### Ejercicios
1/ Resume en forma de lista el párrafo del texto sobre los refugiados en Frankenthal que empieza con "Hatzfeld-Baumann, de 70 años", sin dejar fuera sus datos principales.
2/ Sigue escribiendo el texto sobre los refugiados en Frankenthal a partir de su última frase.

### Texto proporcionado
▼
El alquiler de su futuro hogar, mientras el Estado les reconozca como incapaces para conseguir un trabajo, también será financiado por la Administración. Hatzfeld-Baumann admite que es difícil encontrar a propietarios que quieran arrendar pisos a refugiados. Lo confirma Andrea Graber-Jauch, directora del departamento de Migración e Integración del Ayuntamiento de Frankenthal. Pese a ello, Graber-Jauch indica que de los 935 solicitantes de asilo que desde 2015 han sido destinados al municipio, 850 residen en Frankenthal con algún nivel de protección: la gran mayoría de estos viven en sus propias viviendas.

Ismael Yussefi y sus hijos, en el lago Silbersee de Frankenthal.Alvaro Garcia

Hatzfeld-Baumann, de 70 años, se jubiló en 2014 como empleada en una empresa fabricante de contadores de agua. Tras el retiro decidió que quería dedicarse a ayudar a la comunidad, y su momento llegó con la ola de refugiados de 2015. “Por entonces atendía quizá a 40 personas por semana; ahora son 50 por año”, recuerda. Hatzfeld-Baumann acompaña a los Yussefi en sus primeros pasos en Alemania hasta que tengan plaza en los cursos obligatorios de integración. El momento más reconfortante, dice, es cuando uno de sus protegidos consigue empleo.

Camilla Flöther es maestra de instituto jubilada y profesora de alemán voluntaria para los recién llegados. Imparte dos horas semanales de clases a los Yussefi. Con su dinero les ha comprado un diccionario de alemán-farsi y afirma que es especialmente optimista con Masomeh: “Está dotada para los idiomas, es muy inteligente”. Flöther y Hatzfeld-Baumann coinciden en asumir como inevitables los problemas de adaptación entre culturas tan diferentes; por eso, opina Flöther, España tiene suerte de asumir una migración procedente de América Latina que comparte idioma y raíces culturales: “En Alemania todavía hay miedo a los refugiados. Lo puedo entender, en gente mayor, un cambio tan repentino. Es miedo a lo desconocido, tan antiguo como la humanidad”.
▲
Datos de análisis del diseño de documentos
▼
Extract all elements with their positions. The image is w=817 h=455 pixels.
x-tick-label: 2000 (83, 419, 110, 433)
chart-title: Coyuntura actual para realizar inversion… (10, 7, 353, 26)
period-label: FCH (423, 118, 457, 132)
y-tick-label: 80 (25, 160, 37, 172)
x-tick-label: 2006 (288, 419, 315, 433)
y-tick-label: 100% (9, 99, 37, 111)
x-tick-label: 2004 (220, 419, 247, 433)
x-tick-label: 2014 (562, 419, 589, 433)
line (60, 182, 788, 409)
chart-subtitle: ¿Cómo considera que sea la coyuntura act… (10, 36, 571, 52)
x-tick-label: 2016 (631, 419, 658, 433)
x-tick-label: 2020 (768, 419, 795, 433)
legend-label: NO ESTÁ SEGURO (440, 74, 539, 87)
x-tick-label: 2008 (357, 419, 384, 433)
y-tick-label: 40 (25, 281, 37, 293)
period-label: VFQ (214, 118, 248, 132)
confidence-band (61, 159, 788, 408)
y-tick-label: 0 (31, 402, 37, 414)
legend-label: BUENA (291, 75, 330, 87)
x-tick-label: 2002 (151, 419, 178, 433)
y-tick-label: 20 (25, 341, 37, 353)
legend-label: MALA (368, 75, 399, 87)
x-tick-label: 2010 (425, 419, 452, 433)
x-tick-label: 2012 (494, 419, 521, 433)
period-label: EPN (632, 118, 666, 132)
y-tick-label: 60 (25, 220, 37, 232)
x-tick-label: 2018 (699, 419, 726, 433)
▲
### Respuestas
1/
- Hatzfeld-Baumann tiene 70 años y se jubiló en 2014 como empleada de una empresa que fabrica contadores de agua.
- Después de jubilarse decidió dedicarse a ayudar a la comunidad, y empezó con la ola de refugiados de 2015.
- En esa época atendía quizá a 40 personas por semana; ahora son 50 por año.
- Acompaña a los Yussefi en sus primeros pasos en Alemania hasta que consigan plaza en los cursos obligatorios de integración.
- Según ella, el momento más reconfortante es cuando uno de sus protegidos encuentra trabajo.

2/
Los Yussefi disfrutaron el 7 de julio su primer pícnic en el Silbersee, el lago colindante a Frankenthal regado por las aguas del Rin. Aprovecharon, como tantos otros, uno de los pocos días de sol de julio para bañarse y cenar al aire libre. Christian Wüst se ofreció a dar una vuelta a los niños con su tabla de paddle surf. “La cosa se ha calmado, incluso el empuje de la extrema derecha. Los alemanes en su gran mayoría viven bien la situación”, afirmaba este joven de la zona mientras probaba los platos preparados por Etemadi.

Masomeh Etemadi, en el lago Silbersee.Alvaro Garcia

Mathias Middelberg, portavoz parlamentario de política de interior de la CDU, declaró el 5 de junio en la radio Deutschlandfunk que el partido de la canciller prevé que Alemania finalice el año con 150.000 solicitantes de asilo. “No podemos acoger de forma indefinida a tanta gente, ni podemos integrarlos ni atenderlos a todos”, afirmó Middelberg. “Recibir tanta gente es un reto, sí, pero es asumible y lo necesitamos para el gran cambio demográfico que está experimentando Alemania”, replica Graber-Jauch, la responsable de migración del Ayuntamiento de Frankenthal.

“Los talibanes avanzan en Afganistán y vendrá más gente”, avisa Etemadi. Muchos conocidos les escriben para preguntarles cómo lo consiguieron; ellos responden que fue muy difícil y que todavía hay mucho por hacer. Su suegro, el padre de Ismael, volvió hace poco a hablar con ellos tras meses negándose a dirigirles la palabra por haber salido de Irán dejándolo todo atrás. “Mi padre asumió que allí no teníamos futuro”, resume Yussefi. Entienden la reconciliación como una suerte de bendición. “Creo que sí, que nos quedaremos en Alemania”, dice ella sin perder de vista a sus hijos, que juegan en la orilla.